**Consignes de travail**:
1 > D'après le texte fourni, combien de femmes compte-t-on parmi les prisonniers politiques actuellement détenus ?
2 > Renvoyez tel quel le passage du texte fourni qui va de « Tous coupables » à « ans de prison... ».

Le père avait fait une longue route pour bénéficier d’une des deux visites mensuelles ré-autorisées. Ceux qui viennent de zone occupée, à quelques dizaines de kilomètres et autant de points de contrôle de là, peuvent y passer huit mauvaises heures. Arrivé à 7h30 du matin avec les autres familles, le père d’Omar a attendu jusqu’à midi avant de subir des fouilles humiliantes. Les familles se sont plaintes. C’est alors que les gardiens sont intervenus et que son fils, parmi les autres prisonniers menottés, a dû regagner sa cellule. Manifestement, les « matons » n’ont pas aimé les concessions obtenues par les grévistes de la faim...

Tous coupables
Ils sont actuellement 6 500 prisonniers politiques, dont 53 femmes et 300 enfants, à croupir dans les geôles de la grande démocratie israélienne. Parmi ces dangereux terroristes, des gamins de douze ans soupçonnés d’avoir lancé des pierres, fait passible de 20 ans de prison...
Hassan Safadi est l’un de ces détenus. Journaliste, il veut faire connaitre au monde, avec l’association Addameer, le sort de ses collègues prisonniers, autrement dit des Palestiniens de Cisjordanie, puisque pratiquement chaque autochtone, ou l’un de ses proches, est assuré de passer une partie plus ou moins longue de sa vie dans les geôles de l’occupant. Environ un million (sur 3,2) ont connu cette expérience. On appelle ça « la case prison ». Cela fait partie du cursus. « Il a subi 40 jours d’interrogatoire et de tortures (privation de sommeils, positions douloureuses...), puis a été condamné à 6 mois de détention administrative, alors que ses parents venaient de payer 2.500 shekels (650 euros) pour sa libération » raconte Maan News [1]. Il vient d’écoper d’une prolongation de 6 mois.

**Lignes de données**:
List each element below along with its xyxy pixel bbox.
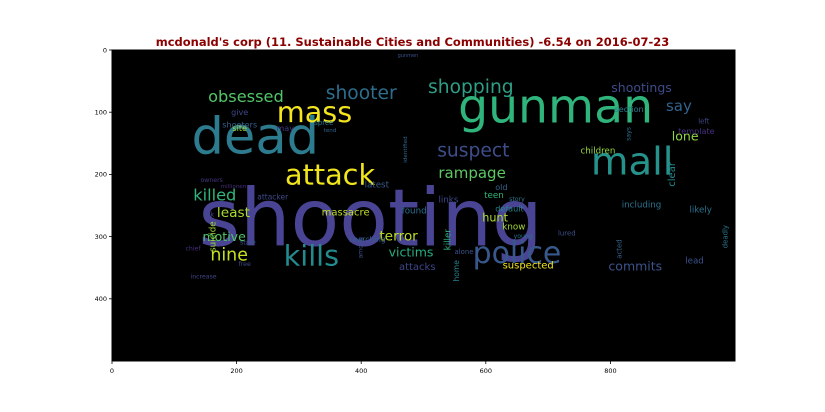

**Solutions détaillées**:
1 > 53 femmes.

2 >
Tous coupables
Ils sont actuellement 6 500 prisonniers politiques, dont 53 femmes et 300 enfants, à croupir dans les geôles de la grande démocratie israélienne. Parmi ces dangereux terroristes, des gamins de douze ans soupçonnés d’avoir lancé des pierres, fait passible de 20 ans de prison...